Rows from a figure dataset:
--*--

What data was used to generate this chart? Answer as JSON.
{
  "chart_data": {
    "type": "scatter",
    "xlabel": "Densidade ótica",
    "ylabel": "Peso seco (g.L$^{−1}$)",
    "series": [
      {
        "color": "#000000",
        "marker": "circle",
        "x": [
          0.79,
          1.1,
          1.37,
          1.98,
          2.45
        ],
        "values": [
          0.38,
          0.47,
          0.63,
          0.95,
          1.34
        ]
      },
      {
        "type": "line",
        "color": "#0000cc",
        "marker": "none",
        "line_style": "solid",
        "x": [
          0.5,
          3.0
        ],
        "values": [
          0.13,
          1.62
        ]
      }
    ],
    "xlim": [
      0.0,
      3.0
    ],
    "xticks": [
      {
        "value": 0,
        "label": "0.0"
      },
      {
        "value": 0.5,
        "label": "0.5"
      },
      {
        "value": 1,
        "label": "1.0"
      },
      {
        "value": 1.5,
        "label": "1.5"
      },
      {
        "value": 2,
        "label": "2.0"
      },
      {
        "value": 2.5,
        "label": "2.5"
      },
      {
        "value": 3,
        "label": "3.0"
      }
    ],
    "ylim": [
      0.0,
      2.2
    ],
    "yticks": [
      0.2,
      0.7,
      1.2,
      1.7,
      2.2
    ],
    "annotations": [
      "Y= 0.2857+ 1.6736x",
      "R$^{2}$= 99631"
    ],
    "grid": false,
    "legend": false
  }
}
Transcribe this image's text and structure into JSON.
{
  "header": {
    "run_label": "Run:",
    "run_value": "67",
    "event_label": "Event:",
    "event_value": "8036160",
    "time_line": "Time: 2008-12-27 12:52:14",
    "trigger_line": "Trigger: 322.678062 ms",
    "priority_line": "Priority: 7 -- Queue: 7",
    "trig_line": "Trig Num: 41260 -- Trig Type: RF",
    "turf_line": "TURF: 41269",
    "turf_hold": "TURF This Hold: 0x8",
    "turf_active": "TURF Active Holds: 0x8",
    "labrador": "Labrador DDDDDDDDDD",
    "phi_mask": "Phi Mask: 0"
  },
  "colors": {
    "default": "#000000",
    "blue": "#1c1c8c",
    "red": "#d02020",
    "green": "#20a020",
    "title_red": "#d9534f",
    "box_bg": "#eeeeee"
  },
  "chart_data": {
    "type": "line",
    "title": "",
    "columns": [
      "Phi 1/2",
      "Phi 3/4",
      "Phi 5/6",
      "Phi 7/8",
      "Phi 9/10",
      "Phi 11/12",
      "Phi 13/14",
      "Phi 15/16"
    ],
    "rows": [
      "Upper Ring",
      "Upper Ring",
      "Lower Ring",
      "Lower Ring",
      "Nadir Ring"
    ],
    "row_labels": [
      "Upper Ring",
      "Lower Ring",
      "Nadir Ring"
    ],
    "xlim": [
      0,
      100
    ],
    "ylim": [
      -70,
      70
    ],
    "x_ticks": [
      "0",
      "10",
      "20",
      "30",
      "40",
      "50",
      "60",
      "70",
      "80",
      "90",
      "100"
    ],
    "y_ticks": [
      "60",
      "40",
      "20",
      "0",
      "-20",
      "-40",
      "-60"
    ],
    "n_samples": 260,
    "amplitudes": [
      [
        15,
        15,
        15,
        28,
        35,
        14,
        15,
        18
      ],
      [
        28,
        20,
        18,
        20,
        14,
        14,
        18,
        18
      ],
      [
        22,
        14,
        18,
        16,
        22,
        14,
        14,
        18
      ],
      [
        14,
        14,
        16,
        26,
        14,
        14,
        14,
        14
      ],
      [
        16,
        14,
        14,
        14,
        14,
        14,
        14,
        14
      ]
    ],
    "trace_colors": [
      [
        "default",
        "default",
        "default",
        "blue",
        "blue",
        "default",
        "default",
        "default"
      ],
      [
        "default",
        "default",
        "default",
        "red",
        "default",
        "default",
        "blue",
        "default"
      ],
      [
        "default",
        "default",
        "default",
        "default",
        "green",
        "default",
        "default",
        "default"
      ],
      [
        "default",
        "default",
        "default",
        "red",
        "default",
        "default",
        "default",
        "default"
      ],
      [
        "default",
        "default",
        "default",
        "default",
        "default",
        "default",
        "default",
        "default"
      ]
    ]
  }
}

--*--

**Written problem**
Copy out the data shown above without altering anything.

**Correct result**
What data was used to generate this chart? Answer as JSON.
{
  "chart_data": {
    "type": "scatter",
    "xlabel": "Densidade ótica",
    "ylabel": "Peso seco (g.L$^{−1}$)",
    "series": [
      {
        "color": "#000000",
        "marker": "circle",
        "x": [
          0.79,
          1.1,
          1.37,
          1.98,
          2.45
        ],
        "values": [
          0.38,
          0.47,
          0.63,
          0.95,
          1.34
        ]
      },
      {
        "type": "line",
        "color": "#0000cc",
        "marker": "none",
        "line_style": "solid",
        "x": [
          0.5,
          3.0
        ],
        "values": [
          0.13,
          1.62
        ]
      }
    ],
    "xlim": [
      0.0,
      3.0
    ],
    "xticks": [
      {
        "value": 0,
        "label": "0.0"
      },
      {
        "value": 0.5,
        "label": "0.5"
      },
      {
        "value": 1,
        "label": "1.0"
      },
      {
        "value": 1.5,
        "label": "1.5"
      },
      {
        "value": 2,
        "label": "2.0"
      },
      {
        "value": 2.5,
        "label": "2.5"
      },
      {
        "value": 3,
        "label": "3.0"
      }
    ],
    "ylim": [
      0.0,
      2.2
    ],
    "yticks": [
      0.2,
      0.7,
      1.2,
      1.7,
      2.2
    ],
    "annotations": [
      "Y= 0.2857+ 1.6736x",
      "R$^{2}$= 99631"
    ],
    "grid": false,
    "legend": false
  }
}
Transcribe this image's text and structure into JSON.
{
  "header": {
    "run_label": "Run:",
    "run_value": "67",
    "event_label": "Event:",
    "event_value": "8036160",
    "time_line": "Time: 2008-12-27 12:52:14",
    "trigger_line": "Trigger: 322.678062 ms",
    "priority_line": "Priority: 7 -- Queue: 7",
    "trig_line": "Trig Num: 41260 -- Trig Type: RF",
    "turf_line": "TURF: 41269",
    "turf_hold": "TURF This Hold: 0x8",
    "turf_active": "TURF Active Holds: 0x8",
    "labrador": "Labrador DDDDDDDDDD",
    "phi_mask": "Phi Mask: 0"
  },
  "colors": {
    "default": "#000000",
    "blue": "#1c1c8c",
    "red": "#d02020",
    "green": "#20a020",
    "title_red": "#d9534f",
    "box_bg": "#eeeeee"
  },
  "chart_data": {
    "type": "line",
    "title": "",
    "columns": [
      "Phi 1/2",
      "Phi 3/4",
      "Phi 5/6",
      "Phi 7/8",
      "Phi 9/10",
      "Phi 11/12",
      "Phi 13/14",
      "Phi 15/16"
    ],
    "rows": [
      "Upper Ring",
      "Upper Ring",
      "Lower Ring",
      "Lower Ring",
      "Nadir Ring"
    ],
    "row_labels": [
      "Upper Ring",
      "Lower Ring",
      "Nadir Ring"
    ],
    "xlim": [
      0,
      100
    ],
    "ylim": [
      -70,
      70
    ],
    "x_ticks": [
      "0",
      "10",
      "20",
      "30",
      "40",
      "50",
      "60",
      "70",
      "80",
      "90",
      "100"
    ],
    "y_ticks": [
      "60",
      "40",
      "20",
      "0",
      "-20",
      "-40",
      "-60"
    ],
    "n_samples": 260,
    "amplitudes": [
      [
        15,
        15,
        15,
        28,
        35,
        14,
        15,
        18
      ],
      [
        28,
        20,
        18,
        20,
        14,
        14,
        18,
        18
      ],
      [
        22,
        14,
        18,
        16,
        22,
        14,
        14,
        18
      ],
      [
        14,
        14,
        16,
        26,
        14,
        14,
        14,
        14
      ],
      [
        16,
        14,
        14,
        14,
        14,
        14,
        14,
        14
      ]
    ],
    "trace_colors": [
      [
        "default",
        "default",
        "default",
        "blue",
        "blue",
        "default",
        "default",
        "default"
      ],
      [
        "default",
        "default",
        "default",
        "red",
        "default",
        "default",
        "blue",
        "default"
      ],
      [
        "default",
        "default",
        "default",
        "default",
        "green",
        "default",
        "default",
        "default"
      ],
      [
        "default",
        "default",
        "default",
        "red",
        "default",
        "default",
        "default",
        "default"
      ],
      [
        "default",
        "default",
        "default",
        "default",
        "default",
        "default",
        "default",
        "default"
      ]
    ]
  }
}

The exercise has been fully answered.